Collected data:
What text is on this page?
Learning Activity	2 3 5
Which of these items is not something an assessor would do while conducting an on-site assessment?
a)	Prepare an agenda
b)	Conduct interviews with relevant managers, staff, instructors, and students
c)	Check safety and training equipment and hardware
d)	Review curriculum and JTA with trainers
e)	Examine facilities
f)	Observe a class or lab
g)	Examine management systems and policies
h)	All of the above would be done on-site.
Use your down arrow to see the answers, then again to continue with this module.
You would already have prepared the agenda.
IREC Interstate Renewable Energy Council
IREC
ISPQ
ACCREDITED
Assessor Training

Written request:
Spot every line that holds "this" and copy it.

Result below:
What text is on this page?
Use your down arrow to see the answers, then again to continue with this module.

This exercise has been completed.